● **Task item**: In your answer, copy every entry that follows exactly.

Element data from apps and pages
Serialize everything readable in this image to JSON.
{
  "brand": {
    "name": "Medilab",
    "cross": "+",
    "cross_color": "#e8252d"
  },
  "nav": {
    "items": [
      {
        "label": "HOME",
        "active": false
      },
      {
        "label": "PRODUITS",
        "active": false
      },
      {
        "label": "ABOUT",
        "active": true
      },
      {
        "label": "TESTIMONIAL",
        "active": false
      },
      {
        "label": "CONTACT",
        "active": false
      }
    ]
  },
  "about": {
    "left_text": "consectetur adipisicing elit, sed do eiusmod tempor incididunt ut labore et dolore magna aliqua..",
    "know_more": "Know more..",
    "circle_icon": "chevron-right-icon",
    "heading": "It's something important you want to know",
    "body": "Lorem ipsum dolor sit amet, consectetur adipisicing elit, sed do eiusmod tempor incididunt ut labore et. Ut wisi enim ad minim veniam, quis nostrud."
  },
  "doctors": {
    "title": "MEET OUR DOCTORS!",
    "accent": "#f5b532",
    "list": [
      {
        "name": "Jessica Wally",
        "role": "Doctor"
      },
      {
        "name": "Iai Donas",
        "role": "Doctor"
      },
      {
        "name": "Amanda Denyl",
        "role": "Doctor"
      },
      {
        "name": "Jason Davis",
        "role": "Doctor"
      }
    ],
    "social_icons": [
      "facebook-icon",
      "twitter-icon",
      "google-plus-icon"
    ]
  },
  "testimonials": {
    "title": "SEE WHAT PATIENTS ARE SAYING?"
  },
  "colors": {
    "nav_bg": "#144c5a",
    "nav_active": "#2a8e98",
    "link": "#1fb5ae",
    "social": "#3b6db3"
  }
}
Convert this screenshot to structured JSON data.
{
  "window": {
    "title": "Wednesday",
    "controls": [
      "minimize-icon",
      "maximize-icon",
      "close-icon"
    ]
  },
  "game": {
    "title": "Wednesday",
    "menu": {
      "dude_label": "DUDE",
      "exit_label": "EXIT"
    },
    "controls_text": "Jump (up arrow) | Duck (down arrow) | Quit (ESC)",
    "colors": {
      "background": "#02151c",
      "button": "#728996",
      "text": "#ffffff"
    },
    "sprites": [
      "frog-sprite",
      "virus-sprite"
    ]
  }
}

● **Result for this exercise**:
Serialize everything readable in this image to JSON.
{
  "brand": {
    "name": "Medilab",
    "cross": "+",
    "cross_color": "#e8252d"
  },
  "nav": {
    "items": [
      {
        "label": "HOME",
        "active": false
      },
      {
        "label": "PRODUITS",
        "active": false
      },
      {
        "label": "ABOUT",
        "active": true
      },
      {
        "label": "TESTIMONIAL",
        "active": false
      },
      {
        "label": "CONTACT",
        "active": false
      }
    ]
  },
  "about": {
    "left_text": "consectetur adipisicing elit, sed do eiusmod tempor incididunt ut labore et dolore magna aliqua..",
    "know_more": "Know more..",
    "circle_icon": "chevron-right-icon",
    "heading": "It's something important you want to know",
    "body": "Lorem ipsum dolor sit amet, consectetur adipisicing elit, sed do eiusmod tempor incididunt ut labore et. Ut wisi enim ad minim veniam, quis nostrud."
  },
  "doctors": {
    "title": "MEET OUR DOCTORS!",
    "accent": "#f5b532",
    "list": [
      {
        "name": "Jessica Wally",
        "role": "Doctor"
      },
      {
        "name": "Iai Donas",
        "role": "Doctor"
      },
      {
        "name": "Amanda Denyl",
        "role": "Doctor"
      },
      {
        "name": "Jason Davis",
        "role": "Doctor"
      }
    ],
    "social_icons": [
      "facebook-icon",
      "twitter-icon",
      "google-plus-icon"
    ]
  },
  "testimonials": {
    "title": "SEE WHAT PATIENTS ARE SAYING?"
  },
  "colors": {
    "nav_bg": "#144c5a",
    "nav_active": "#2a8e98",
    "link": "#1fb5ae",
    "social": "#3b6db3"
  }
}
Convert this screenshot to structured JSON data.
{
  "window": {
    "title": "Wednesday",
    "controls": [
      "minimize-icon",
      "maximize-icon",
      "close-icon"
    ]
  },
  "game": {
    "title": "Wednesday",
    "menu": {
      "dude_label": "DUDE",
      "exit_label": "EXIT"
    },
    "controls_text": "Jump (up arrow) | Duck (down arrow) | Quit (ESC)",
    "colors": {
      "background": "#02151c",
      "button": "#728996",
      "text": "#ffffff"
    },
    "sprites": [
      "frog-sprite",
      "virus-sprite"
    ]
  }
}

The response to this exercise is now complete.